:: ENTRIES SHOWN ::
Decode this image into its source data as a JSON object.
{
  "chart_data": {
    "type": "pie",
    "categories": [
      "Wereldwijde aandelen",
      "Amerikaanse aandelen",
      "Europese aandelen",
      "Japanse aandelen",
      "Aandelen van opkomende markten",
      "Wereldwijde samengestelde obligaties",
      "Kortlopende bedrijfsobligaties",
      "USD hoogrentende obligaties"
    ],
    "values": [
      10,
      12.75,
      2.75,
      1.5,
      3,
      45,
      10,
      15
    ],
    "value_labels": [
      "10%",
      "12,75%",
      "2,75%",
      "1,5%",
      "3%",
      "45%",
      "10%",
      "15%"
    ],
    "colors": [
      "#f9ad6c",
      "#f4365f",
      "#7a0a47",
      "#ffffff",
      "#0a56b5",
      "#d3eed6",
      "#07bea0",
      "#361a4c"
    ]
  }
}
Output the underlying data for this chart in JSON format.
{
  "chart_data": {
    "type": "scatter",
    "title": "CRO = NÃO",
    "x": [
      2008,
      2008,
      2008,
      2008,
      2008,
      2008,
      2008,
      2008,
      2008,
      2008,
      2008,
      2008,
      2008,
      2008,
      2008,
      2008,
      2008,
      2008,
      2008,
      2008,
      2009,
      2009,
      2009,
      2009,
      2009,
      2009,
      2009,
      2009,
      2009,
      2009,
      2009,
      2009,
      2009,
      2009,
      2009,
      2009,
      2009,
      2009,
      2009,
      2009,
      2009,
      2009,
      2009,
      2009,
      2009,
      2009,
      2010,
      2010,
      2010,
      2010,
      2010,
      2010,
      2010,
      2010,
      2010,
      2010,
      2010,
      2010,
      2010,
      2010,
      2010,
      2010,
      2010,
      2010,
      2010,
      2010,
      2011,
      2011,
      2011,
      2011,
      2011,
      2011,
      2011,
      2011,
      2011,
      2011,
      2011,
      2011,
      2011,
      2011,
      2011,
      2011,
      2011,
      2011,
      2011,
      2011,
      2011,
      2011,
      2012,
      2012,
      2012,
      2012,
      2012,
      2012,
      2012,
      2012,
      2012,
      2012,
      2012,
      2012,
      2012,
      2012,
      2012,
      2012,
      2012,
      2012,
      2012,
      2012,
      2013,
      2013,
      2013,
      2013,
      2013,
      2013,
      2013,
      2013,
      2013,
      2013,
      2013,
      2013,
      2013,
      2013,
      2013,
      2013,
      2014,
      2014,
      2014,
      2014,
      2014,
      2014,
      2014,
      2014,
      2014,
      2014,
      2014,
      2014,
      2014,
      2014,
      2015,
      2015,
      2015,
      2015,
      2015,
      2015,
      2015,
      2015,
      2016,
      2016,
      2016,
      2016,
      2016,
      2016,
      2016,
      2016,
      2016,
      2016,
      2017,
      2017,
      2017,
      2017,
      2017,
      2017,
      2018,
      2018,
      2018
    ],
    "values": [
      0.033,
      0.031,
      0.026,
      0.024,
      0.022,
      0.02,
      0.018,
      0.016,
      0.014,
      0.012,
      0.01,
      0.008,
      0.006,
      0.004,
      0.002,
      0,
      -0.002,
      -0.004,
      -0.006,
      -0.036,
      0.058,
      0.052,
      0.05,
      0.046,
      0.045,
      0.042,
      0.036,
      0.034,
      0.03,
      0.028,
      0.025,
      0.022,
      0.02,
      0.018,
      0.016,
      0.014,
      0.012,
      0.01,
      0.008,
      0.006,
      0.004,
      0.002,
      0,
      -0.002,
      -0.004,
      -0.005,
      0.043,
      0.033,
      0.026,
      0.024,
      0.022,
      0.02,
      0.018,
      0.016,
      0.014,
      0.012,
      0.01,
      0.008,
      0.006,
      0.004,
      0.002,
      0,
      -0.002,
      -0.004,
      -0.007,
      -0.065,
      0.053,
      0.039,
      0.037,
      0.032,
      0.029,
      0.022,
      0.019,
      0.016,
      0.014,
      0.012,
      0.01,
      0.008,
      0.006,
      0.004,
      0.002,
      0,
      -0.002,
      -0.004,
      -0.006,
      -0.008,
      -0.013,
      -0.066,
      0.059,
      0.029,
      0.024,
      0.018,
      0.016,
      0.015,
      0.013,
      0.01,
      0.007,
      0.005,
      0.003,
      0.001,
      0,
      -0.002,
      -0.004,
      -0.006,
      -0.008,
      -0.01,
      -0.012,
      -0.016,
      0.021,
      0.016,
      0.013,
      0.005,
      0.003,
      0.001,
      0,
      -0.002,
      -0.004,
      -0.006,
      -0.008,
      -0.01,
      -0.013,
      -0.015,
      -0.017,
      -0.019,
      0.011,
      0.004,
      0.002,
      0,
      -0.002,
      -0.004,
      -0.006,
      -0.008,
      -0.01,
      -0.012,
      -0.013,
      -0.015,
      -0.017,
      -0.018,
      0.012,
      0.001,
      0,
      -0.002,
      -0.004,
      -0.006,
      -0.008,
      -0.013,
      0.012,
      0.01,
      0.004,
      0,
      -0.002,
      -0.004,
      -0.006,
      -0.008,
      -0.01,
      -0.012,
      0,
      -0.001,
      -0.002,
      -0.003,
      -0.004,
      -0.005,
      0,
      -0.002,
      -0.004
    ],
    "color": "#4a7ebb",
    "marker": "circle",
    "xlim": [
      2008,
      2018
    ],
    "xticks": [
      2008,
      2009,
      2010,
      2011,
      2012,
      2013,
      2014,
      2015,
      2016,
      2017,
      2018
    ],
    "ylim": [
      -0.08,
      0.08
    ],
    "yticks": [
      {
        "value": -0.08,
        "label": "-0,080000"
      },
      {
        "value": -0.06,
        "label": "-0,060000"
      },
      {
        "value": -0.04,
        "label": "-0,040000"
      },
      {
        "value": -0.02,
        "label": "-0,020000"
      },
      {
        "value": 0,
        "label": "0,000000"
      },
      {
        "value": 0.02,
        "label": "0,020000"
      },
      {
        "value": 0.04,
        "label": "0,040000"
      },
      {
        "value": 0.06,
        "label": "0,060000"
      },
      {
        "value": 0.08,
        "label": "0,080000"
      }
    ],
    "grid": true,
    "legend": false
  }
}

:: OBJECTIVE ::
Choose all lines containing the string "JSON" and copy them out.

:: EXERCISE RESULT ::
Decode this image into its source data as a JSON object.
Output the underlying data for this chart in JSON format.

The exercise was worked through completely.